**Aim**: Below is a set of records. Repeat all of them exactly.

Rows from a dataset
+++++
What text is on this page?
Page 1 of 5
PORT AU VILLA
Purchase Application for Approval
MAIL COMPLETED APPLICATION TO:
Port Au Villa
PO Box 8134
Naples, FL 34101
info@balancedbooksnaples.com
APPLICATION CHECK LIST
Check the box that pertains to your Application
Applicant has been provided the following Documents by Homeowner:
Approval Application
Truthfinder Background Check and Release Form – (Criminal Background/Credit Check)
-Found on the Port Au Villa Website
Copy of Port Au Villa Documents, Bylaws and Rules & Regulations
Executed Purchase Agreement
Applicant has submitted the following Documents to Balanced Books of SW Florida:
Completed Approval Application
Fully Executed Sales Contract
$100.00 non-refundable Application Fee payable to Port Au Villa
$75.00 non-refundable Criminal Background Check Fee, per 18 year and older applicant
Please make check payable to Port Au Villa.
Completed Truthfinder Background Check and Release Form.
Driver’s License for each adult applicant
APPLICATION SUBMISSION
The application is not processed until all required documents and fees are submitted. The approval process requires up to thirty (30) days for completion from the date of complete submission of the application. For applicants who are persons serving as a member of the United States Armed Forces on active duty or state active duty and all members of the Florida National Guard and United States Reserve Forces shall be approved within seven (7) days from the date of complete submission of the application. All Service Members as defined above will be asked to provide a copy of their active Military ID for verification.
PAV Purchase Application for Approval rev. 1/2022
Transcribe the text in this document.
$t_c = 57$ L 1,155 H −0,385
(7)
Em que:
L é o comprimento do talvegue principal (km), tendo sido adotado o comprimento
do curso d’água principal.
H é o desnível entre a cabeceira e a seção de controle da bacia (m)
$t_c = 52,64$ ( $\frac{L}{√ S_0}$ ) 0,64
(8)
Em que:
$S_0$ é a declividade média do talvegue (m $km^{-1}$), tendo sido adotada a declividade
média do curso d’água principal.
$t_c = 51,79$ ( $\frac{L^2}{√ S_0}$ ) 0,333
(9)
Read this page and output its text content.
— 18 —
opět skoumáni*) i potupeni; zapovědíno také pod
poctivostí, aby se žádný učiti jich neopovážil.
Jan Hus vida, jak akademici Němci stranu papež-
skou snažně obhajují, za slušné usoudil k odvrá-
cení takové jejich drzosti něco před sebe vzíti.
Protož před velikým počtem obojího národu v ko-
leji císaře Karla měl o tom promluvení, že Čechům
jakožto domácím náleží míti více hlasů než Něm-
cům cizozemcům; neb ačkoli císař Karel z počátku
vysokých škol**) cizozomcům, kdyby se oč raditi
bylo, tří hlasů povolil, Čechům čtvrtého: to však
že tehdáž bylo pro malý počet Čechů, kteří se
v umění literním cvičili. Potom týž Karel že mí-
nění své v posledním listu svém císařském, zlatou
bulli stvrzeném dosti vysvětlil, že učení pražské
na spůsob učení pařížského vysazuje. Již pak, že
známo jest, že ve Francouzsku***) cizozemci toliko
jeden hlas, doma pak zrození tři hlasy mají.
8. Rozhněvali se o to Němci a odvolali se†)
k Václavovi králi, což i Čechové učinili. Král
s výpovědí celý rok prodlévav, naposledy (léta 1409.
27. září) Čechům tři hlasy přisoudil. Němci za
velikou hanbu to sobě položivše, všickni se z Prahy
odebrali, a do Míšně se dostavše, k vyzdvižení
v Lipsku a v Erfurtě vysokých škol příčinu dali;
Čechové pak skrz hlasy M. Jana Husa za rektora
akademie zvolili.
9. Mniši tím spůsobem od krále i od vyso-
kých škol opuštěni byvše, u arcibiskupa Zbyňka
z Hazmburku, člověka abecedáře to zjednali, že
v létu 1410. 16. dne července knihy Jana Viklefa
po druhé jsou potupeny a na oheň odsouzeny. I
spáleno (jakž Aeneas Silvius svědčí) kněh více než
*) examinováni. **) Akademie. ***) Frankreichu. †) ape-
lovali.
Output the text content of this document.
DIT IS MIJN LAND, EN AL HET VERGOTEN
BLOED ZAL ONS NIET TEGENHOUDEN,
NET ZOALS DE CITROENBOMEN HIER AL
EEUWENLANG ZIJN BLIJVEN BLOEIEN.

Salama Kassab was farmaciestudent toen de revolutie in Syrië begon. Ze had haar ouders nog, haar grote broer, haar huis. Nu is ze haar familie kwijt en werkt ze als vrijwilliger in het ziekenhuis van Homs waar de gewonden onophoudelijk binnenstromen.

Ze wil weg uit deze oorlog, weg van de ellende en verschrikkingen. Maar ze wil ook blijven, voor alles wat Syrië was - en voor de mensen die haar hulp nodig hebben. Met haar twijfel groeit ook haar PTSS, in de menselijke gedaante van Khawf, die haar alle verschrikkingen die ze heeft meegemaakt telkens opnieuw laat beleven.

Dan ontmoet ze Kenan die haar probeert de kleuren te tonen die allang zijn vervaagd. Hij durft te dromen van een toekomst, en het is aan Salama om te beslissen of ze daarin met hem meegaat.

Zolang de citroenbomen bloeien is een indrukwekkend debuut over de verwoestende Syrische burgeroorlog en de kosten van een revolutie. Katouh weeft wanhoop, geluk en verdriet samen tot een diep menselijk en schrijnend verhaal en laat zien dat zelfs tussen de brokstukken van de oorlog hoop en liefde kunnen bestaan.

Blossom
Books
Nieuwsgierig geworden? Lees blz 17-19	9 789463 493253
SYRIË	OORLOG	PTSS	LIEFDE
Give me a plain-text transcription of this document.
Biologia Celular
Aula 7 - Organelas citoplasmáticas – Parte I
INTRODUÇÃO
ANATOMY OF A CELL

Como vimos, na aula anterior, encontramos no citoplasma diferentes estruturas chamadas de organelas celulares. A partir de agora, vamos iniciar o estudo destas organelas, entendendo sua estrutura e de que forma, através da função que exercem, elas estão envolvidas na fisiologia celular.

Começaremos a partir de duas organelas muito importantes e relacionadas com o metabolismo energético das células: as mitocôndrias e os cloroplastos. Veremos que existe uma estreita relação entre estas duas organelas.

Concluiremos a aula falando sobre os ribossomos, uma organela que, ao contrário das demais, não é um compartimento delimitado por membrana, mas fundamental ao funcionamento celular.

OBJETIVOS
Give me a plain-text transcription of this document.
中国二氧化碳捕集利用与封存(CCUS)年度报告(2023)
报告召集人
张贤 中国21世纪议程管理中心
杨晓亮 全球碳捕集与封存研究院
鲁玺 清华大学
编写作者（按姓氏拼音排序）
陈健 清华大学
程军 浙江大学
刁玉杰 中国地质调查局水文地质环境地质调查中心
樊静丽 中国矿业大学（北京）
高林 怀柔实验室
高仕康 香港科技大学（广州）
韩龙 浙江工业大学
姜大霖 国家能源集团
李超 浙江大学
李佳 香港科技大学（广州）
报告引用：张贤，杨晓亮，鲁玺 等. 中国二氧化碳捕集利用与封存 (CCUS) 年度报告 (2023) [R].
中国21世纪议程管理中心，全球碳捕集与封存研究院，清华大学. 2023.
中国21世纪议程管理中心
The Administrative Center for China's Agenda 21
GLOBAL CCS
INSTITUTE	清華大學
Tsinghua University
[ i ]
+++++
**Final result**:
What text is on this page?
Page 1 of 5
PORT AU VILLA
Purchase Application for Approval
MAIL COMPLETED APPLICATION TO:
Port Au Villa
PO Box 8134
Naples, FL 34101
info@balancedbooksnaples.com
APPLICATION CHECK LIST
Check the box that pertains to your Application
Applicant has been provided the following Documents by Homeowner:
Approval Application
Truthfinder Background Check and Release Form – (Criminal Background/Credit Check)
-Found on the Port Au Villa Website
Copy of Port Au Villa Documents, Bylaws and Rules & Regulations
Executed Purchase Agreement
Applicant has submitted the following Documents to Balanced Books of SW Florida:
Completed Approval Application
Fully Executed Sales Contract
$100.00 non-refundable Application Fee payable to Port Au Villa
$75.00 non-refundable Criminal Background Check Fee, per 18 year and older applicant
Please make check payable to Port Au Villa.
Completed Truthfinder Background Check and Release Form.
Driver’s License for each adult applicant
APPLICATION SUBMISSION
The application is not processed until all required documents and fees are submitted. The approval process requires up to thirty (30) days for completion from the date of complete submission of the application. For applicants who are persons serving as a member of the United States Armed Forces on active duty or state active duty and all members of the Florida National Guard and United States Reserve Forces shall be approved within seven (7) days from the date of complete submission of the application. All Service Members as defined above will be asked to provide a copy of their active Military ID for verification.
PAV Purchase Application for Approval rev. 1/2022
Transcribe the text in this document.
$t_c = 57$ L 1,155 H −0,385
(7)
Em que:
L é o comprimento do talvegue principal (km), tendo sido adotado o comprimento
do curso d’água principal.
H é o desnível entre a cabeceira e a seção de controle da bacia (m)
$t_c = 52,64$ ( $\frac{L}{√ S_0}$ ) 0,64
(8)
Em que:
$S_0$ é a declividade média do talvegue (m $km^{-1}$), tendo sido adotada a declividade
média do curso d’água principal.
$t_c = 51,79$ ( $\frac{L^2}{√ S_0}$ ) 0,333
(9)
Read this page and output its text content.
— 18 —
opět skoumáni*) i potupeni; zapovědíno také pod
poctivostí, aby se žádný učiti jich neopovážil.
Jan Hus vida, jak akademici Němci stranu papež-
skou snažně obhajují, za slušné usoudil k odvrá-
cení takové jejich drzosti něco před sebe vzíti.
Protož před velikým počtem obojího národu v ko-
leji císaře Karla měl o tom promluvení, že Čechům
jakožto domácím náleží míti více hlasů než Něm-
cům cizozemcům; neb ačkoli císař Karel z počátku
vysokých škol**) cizozomcům, kdyby se oč raditi
bylo, tří hlasů povolil, Čechům čtvrtého: to však
že tehdáž bylo pro malý počet Čechů, kteří se
v umění literním cvičili. Potom týž Karel že mí-
nění své v posledním listu svém císařském, zlatou
bulli stvrzeném dosti vysvětlil, že učení pražské
na spůsob učení pařížského vysazuje. Již pak, že
známo jest, že ve Francouzsku***) cizozemci toliko
jeden hlas, doma pak zrození tři hlasy mají.
8. Rozhněvali se o to Němci a odvolali se†)
k Václavovi králi, což i Čechové učinili. Král
s výpovědí celý rok prodlévav, naposledy (léta 1409.
27. září) Čechům tři hlasy přisoudil. Němci za
velikou hanbu to sobě položivše, všickni se z Prahy
odebrali, a do Míšně se dostavše, k vyzdvižení
v Lipsku a v Erfurtě vysokých škol příčinu dali;
Čechové pak skrz hlasy M. Jana Husa za rektora
akademie zvolili.
9. Mniši tím spůsobem od krále i od vyso-
kých škol opuštěni byvše, u arcibiskupa Zbyňka
z Hazmburku, člověka abecedáře to zjednali, že
v létu 1410. 16. dne července knihy Jana Viklefa
po druhé jsou potupeny a na oheň odsouzeny. I
spáleno (jakž Aeneas Silvius svědčí) kněh více než
*) examinováni. **) Akademie. ***) Frankreichu. †) ape-
lovali.
Output the text content of this document.
DIT IS MIJN LAND, EN AL HET VERGOTEN
BLOED ZAL ONS NIET TEGENHOUDEN,
NET ZOALS DE CITROENBOMEN HIER AL
EEUWENLANG ZIJN BLIJVEN BLOEIEN.

Salama Kassab was farmaciestudent toen de revolutie in Syrië begon. Ze had haar ouders nog, haar grote broer, haar huis. Nu is ze haar familie kwijt en werkt ze als vrijwilliger in het ziekenhuis van Homs waar de gewonden onophoudelijk binnenstromen.

Ze wil weg uit deze oorlog, weg van de ellende en verschrikkingen. Maar ze wil ook blijven, voor alles wat Syrië was - en voor de mensen die haar hulp nodig hebben. Met haar twijfel groeit ook haar PTSS, in de menselijke gedaante van Khawf, die haar alle verschrikkingen die ze heeft meegemaakt telkens opnieuw laat beleven.

Dan ontmoet ze Kenan die haar probeert de kleuren te tonen die allang zijn vervaagd. Hij durft te dromen van een toekomst, en het is aan Salama om te beslissen of ze daarin met hem meegaat.

Zolang de citroenbomen bloeien is een indrukwekkend debuut over de verwoestende Syrische burgeroorlog en de kosten van een revolutie. Katouh weeft wanhoop, geluk en verdriet samen tot een diep menselijk en schrijnend verhaal en laat zien dat zelfs tussen de brokstukken van de oorlog hoop en liefde kunnen bestaan.

Blossom
Books
Nieuwsgierig geworden? Lees blz 17-19	9 789463 493253
SYRIË	OORLOG	PTSS	LIEFDE
Give me a plain-text transcription of this document.
Biologia Celular
Aula 7 - Organelas citoplasmáticas – Parte I
INTRODUÇÃO
ANATOMY OF A CELL

Como vimos, na aula anterior, encontramos no citoplasma diferentes estruturas chamadas de organelas celulares. A partir de agora, vamos iniciar o estudo destas organelas, entendendo sua estrutura e de que forma, através da função que exercem, elas estão envolvidas na fisiologia celular.

Começaremos a partir de duas organelas muito importantes e relacionadas com o metabolismo energético das células: as mitocôndrias e os cloroplastos. Veremos que existe uma estreita relação entre estas duas organelas.

Concluiremos a aula falando sobre os ribossomos, uma organela que, ao contrário das demais, não é um compartimento delimitado por membrana, mas fundamental ao funcionamento celular.

OBJETIVOS
Give me a plain-text transcription of this document.
中国二氧化碳捕集利用与封存(CCUS)年度报告(2023)
报告召集人
张贤 中国21世纪议程管理中心
杨晓亮 全球碳捕集与封存研究院
鲁玺 清华大学
编写作者（按姓氏拼音排序）
陈健 清华大学
程军 浙江大学
刁玉杰 中国地质调查局水文地质环境地质调查中心
樊静丽 中国矿业大学（北京）
高林 怀柔实验室
高仕康 香港科技大学（广州）
韩龙 浙江工业大学
姜大霖 国家能源集团
李超 浙江大学
李佳 香港科技大学（广州）
报告引用：张贤，杨晓亮，鲁玺 等. 中国二氧化碳捕集利用与封存 (CCUS) 年度报告 (2023) [R].
中国21世纪议程管理中心，全球碳捕集与封存研究院，清华大学. 2023.
中国21世纪议程管理中心
The Administrative Center for China's Agenda 21
GLOBAL CCS
INSTITUTE	清華大學
Tsinghua University
[ i ]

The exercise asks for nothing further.